--- start of SUPPLIED RECORDS ---
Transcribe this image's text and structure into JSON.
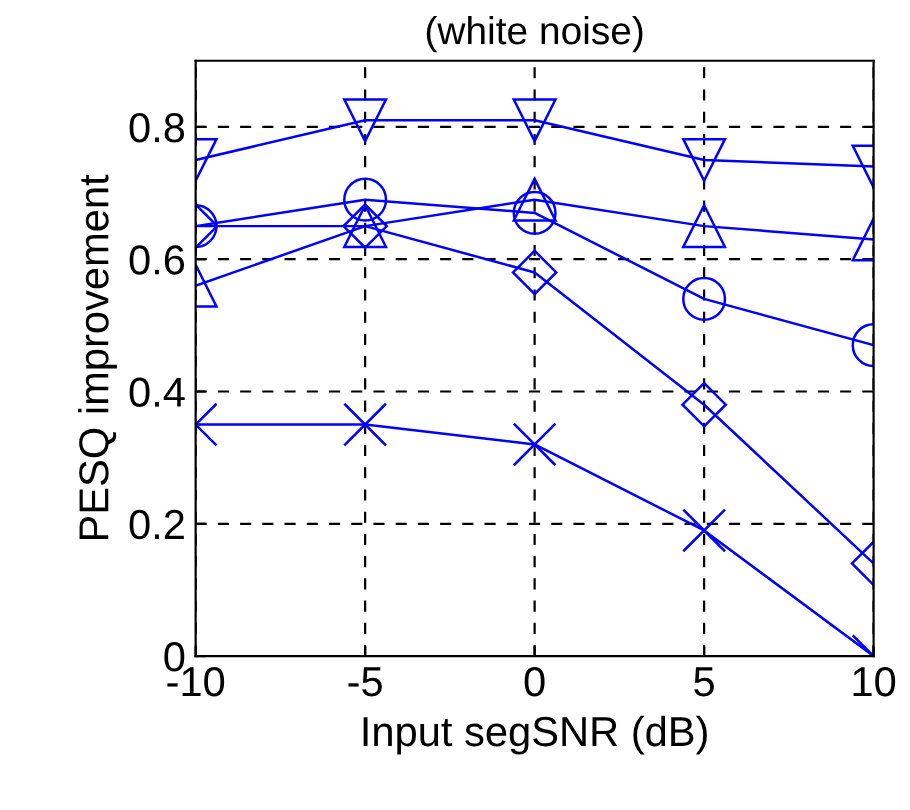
{
  "chart_data": {
    "type": "line",
    "title": "(white noise)",
    "xlabel": "Input segSNR (dB)",
    "ylabel": "PESQ improvement",
    "x": [
      -10,
      -5,
      0,
      5,
      10
    ],
    "series": [
      {
        "color": "#0000ff",
        "marker": "triangle_down",
        "values": [
          0.75,
          0.81,
          0.81,
          0.75,
          0.74
        ]
      },
      {
        "color": "#0000ff",
        "marker": "triangle",
        "values": [
          0.56,
          0.65,
          0.69,
          0.65,
          0.63
        ]
      },
      {
        "color": "#0000ff",
        "marker": "circle",
        "values": [
          0.65,
          0.69,
          0.67,
          0.54,
          0.47
        ]
      },
      {
        "color": "#0000ff",
        "marker": "diamond",
        "values": [
          0.65,
          0.65,
          0.58,
          0.38,
          0.14
        ]
      },
      {
        "color": "#0000ff",
        "marker": "cross",
        "values": [
          0.35,
          0.35,
          0.32,
          0.19,
          0
        ]
      }
    ],
    "xlim": [
      -10,
      10
    ],
    "ylim": [
      0,
      0.9
    ],
    "xticks": [
      -10,
      -5,
      0,
      5,
      10
    ],
    "yticks": [
      0,
      0.2,
      0.4,
      0.6,
      0.8
    ],
    "grid": true,
    "line_style": "solid"
  }
}
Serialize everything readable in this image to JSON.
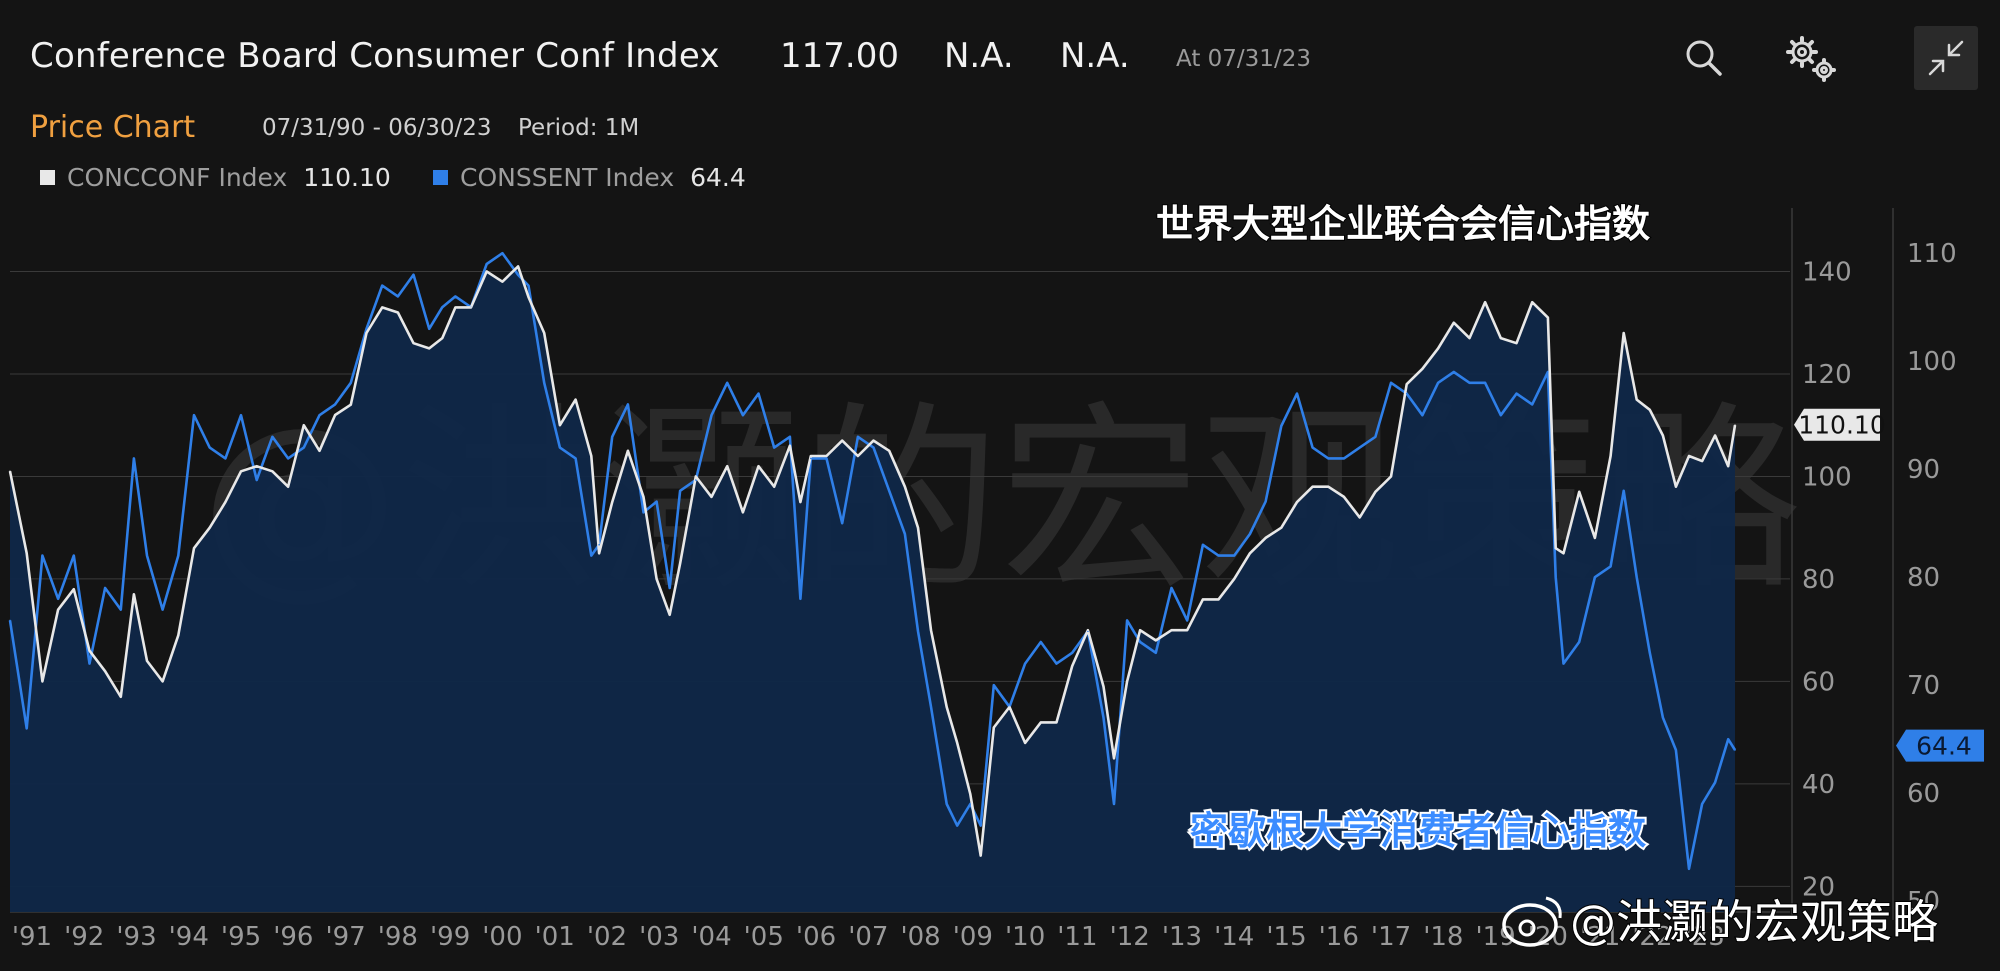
{
  "header": {
    "title": "Conference Board Consumer Conf Index",
    "last": "117.00",
    "change": "N.A.",
    "pct_change": "N.A.",
    "as_of": "At 07/31/23"
  },
  "subheader": {
    "tab": "Price Chart",
    "date_range": "07/31/90 - 06/30/23",
    "period": "Period: 1M"
  },
  "icons": {
    "search": "search-icon",
    "settings": "gear-icon",
    "collapse": "collapse-icon"
  },
  "colors": {
    "conf": "#e8e8e8",
    "sent": "#2f7fe8",
    "accent": "#f0a040",
    "area": "#0f2748"
  },
  "chart_data": {
    "type": "line",
    "left_axis": {
      "ticks": [
        20,
        40,
        60,
        80,
        100,
        120,
        140
      ],
      "range": [
        15,
        152
      ]
    },
    "right_axis": {
      "ticks": [
        50,
        60,
        70,
        80,
        90,
        100,
        110
      ],
      "range": [
        49,
        114
      ]
    },
    "x_ticks": [
      "'91",
      "'92",
      "'93",
      "'94",
      "'95",
      "'96",
      "'97",
      "'98",
      "'99",
      "'00",
      "'01",
      "'02",
      "'03",
      "'04",
      "'05",
      "'06",
      "'07",
      "'08",
      "'09",
      "'10",
      "'11",
      "'12",
      "'13",
      "'14",
      "'15",
      "'16",
      "'17",
      "'18",
      "'19",
      "'20",
      "'21",
      "'22",
      "'23"
    ],
    "series": [
      {
        "name": "CONCCONF Index",
        "last_value": "110.10",
        "axis": "left",
        "x": [
          1990.58,
          1990.9,
          1991.2,
          1991.5,
          1991.8,
          1992.1,
          1992.4,
          1992.7,
          1992.95,
          1993.2,
          1993.5,
          1993.8,
          1994.1,
          1994.4,
          1994.7,
          1995.0,
          1995.3,
          1995.6,
          1995.9,
          1996.2,
          1996.5,
          1996.8,
          1997.1,
          1997.4,
          1997.7,
          1998.0,
          1998.3,
          1998.6,
          1998.85,
          1999.1,
          1999.4,
          1999.7,
          2000.0,
          2000.3,
          2000.5,
          2000.8,
          2001.1,
          2001.4,
          2001.7,
          2001.85,
          2002.1,
          2002.4,
          2002.7,
          2002.95,
          2003.2,
          2003.4,
          2003.7,
          2004.0,
          2004.3,
          2004.6,
          2004.9,
          2005.2,
          2005.5,
          2005.7,
          2005.9,
          2006.2,
          2006.5,
          2006.8,
          2007.1,
          2007.4,
          2007.7,
          2007.95,
          2008.2,
          2008.5,
          2008.7,
          2008.95,
          2009.15,
          2009.4,
          2009.7,
          2010.0,
          2010.3,
          2010.6,
          2010.9,
          2011.2,
          2011.5,
          2011.7,
          2011.95,
          2012.2,
          2012.5,
          2012.8,
          2013.1,
          2013.4,
          2013.7,
          2014.0,
          2014.3,
          2014.6,
          2014.9,
          2015.2,
          2015.5,
          2015.8,
          2016.1,
          2016.4,
          2016.7,
          2017.0,
          2017.3,
          2017.6,
          2017.9,
          2018.2,
          2018.5,
          2018.8,
          2019.1,
          2019.4,
          2019.7,
          2020.0,
          2020.15,
          2020.3,
          2020.6,
          2020.9,
          2021.2,
          2021.45,
          2021.7,
          2021.95,
          2022.2,
          2022.45,
          2022.7,
          2022.95,
          2023.2,
          2023.45,
          2023.58
        ],
        "y": [
          101,
          85,
          60,
          74,
          78,
          66,
          62,
          57,
          77,
          64,
          60,
          69,
          86,
          90,
          95,
          101,
          102,
          101,
          98,
          110,
          105,
          112,
          114,
          128,
          133,
          132,
          126,
          125,
          127,
          133,
          133,
          140,
          138,
          141,
          135,
          128,
          110,
          115,
          104,
          85,
          95,
          105,
          96,
          80,
          73,
          83,
          100,
          96,
          102,
          93,
          102,
          98,
          106,
          95,
          104,
          104,
          107,
          104,
          107,
          105,
          98,
          90,
          70,
          55,
          48,
          38,
          26,
          51,
          55,
          48,
          52,
          52,
          63,
          70,
          59,
          45,
          60,
          70,
          68,
          70,
          70,
          76,
          76,
          80,
          85,
          88,
          90,
          95,
          98,
          98,
          96,
          92,
          97,
          100,
          118,
          121,
          125,
          130,
          127,
          134,
          127,
          126,
          134,
          131,
          86,
          85,
          97,
          88,
          104,
          128,
          115,
          113,
          108,
          98,
          104,
          103,
          108,
          102,
          110
        ]
      },
      {
        "name": "CONSSENT Index",
        "last_value": "64.4",
        "axis": "right",
        "x": [
          1990.58,
          1990.9,
          1991.2,
          1991.5,
          1991.8,
          1992.1,
          1992.4,
          1992.7,
          1992.95,
          1993.2,
          1993.5,
          1993.8,
          1994.1,
          1994.4,
          1994.7,
          1995.0,
          1995.3,
          1995.6,
          1995.9,
          1996.2,
          1996.5,
          1996.8,
          1997.1,
          1997.4,
          1997.7,
          1998.0,
          1998.3,
          1998.6,
          1998.85,
          1999.1,
          1999.4,
          1999.7,
          2000.0,
          2000.3,
          2000.5,
          2000.8,
          2001.1,
          2001.4,
          2001.7,
          2001.85,
          2002.1,
          2002.4,
          2002.7,
          2002.95,
          2003.2,
          2003.4,
          2003.7,
          2004.0,
          2004.3,
          2004.6,
          2004.9,
          2005.2,
          2005.5,
          2005.7,
          2005.9,
          2006.2,
          2006.5,
          2006.8,
          2007.1,
          2007.4,
          2007.7,
          2007.95,
          2008.2,
          2008.5,
          2008.7,
          2008.95,
          2009.15,
          2009.4,
          2009.7,
          2010.0,
          2010.3,
          2010.6,
          2010.9,
          2011.2,
          2011.5,
          2011.7,
          2011.95,
          2012.2,
          2012.5,
          2012.8,
          2013.1,
          2013.4,
          2013.7,
          2014.0,
          2014.3,
          2014.6,
          2014.9,
          2015.2,
          2015.5,
          2015.8,
          2016.1,
          2016.4,
          2016.7,
          2017.0,
          2017.3,
          2017.6,
          2017.9,
          2018.2,
          2018.5,
          2018.8,
          2019.1,
          2019.4,
          2019.7,
          2020.0,
          2020.15,
          2020.3,
          2020.6,
          2020.9,
          2021.2,
          2021.45,
          2021.7,
          2021.95,
          2022.2,
          2022.45,
          2022.7,
          2022.95,
          2023.2,
          2023.45,
          2023.58
        ],
        "y": [
          76,
          66,
          82,
          78,
          82,
          72,
          79,
          77,
          91,
          82,
          77,
          82,
          95,
          92,
          91,
          95,
          89,
          93,
          91,
          92,
          95,
          96,
          98,
          103,
          107,
          106,
          108,
          103,
          105,
          106,
          105,
          109,
          110,
          108,
          107,
          98,
          92,
          91,
          82,
          83,
          93,
          96,
          86,
          87,
          79,
          88,
          89,
          95,
          98,
          95,
          97,
          92,
          93,
          78,
          91,
          91,
          85,
          93,
          92,
          88,
          84,
          75,
          68,
          59,
          57,
          59,
          57,
          70,
          68,
          72,
          74,
          72,
          73,
          75,
          67,
          59,
          76,
          74,
          73,
          79,
          76,
          83,
          82,
          82,
          84,
          87,
          94,
          97,
          92,
          91,
          91,
          92,
          93,
          98,
          97,
          95,
          98,
          99,
          98,
          98,
          95,
          97,
          96,
          99,
          80,
          72,
          74,
          80,
          81,
          88,
          80,
          73,
          67,
          64,
          53,
          59,
          61,
          65,
          64
        ]
      }
    ],
    "annotations": {
      "conf_label": "世界大型企业联合会信心指数",
      "sent_label": "密歇根大学消费者信心指数"
    }
  },
  "watermark": {
    "text": "@洪灏的宏观策略",
    "footer": "@洪灏的宏观策略"
  }
}
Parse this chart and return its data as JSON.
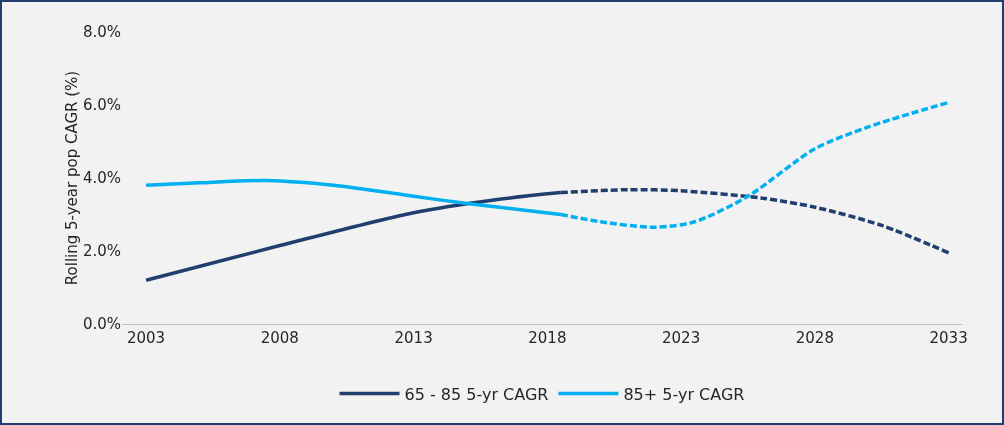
--- end of SUPPLIED RECORDS ---
Extract all lines from the material above that include the word "this".

## ANSWER TO THE TASK
Transcribe this image's text and structure into JSON.
Serialize everything readable in this image to JSON.
Parse this chart and return its data as JSON.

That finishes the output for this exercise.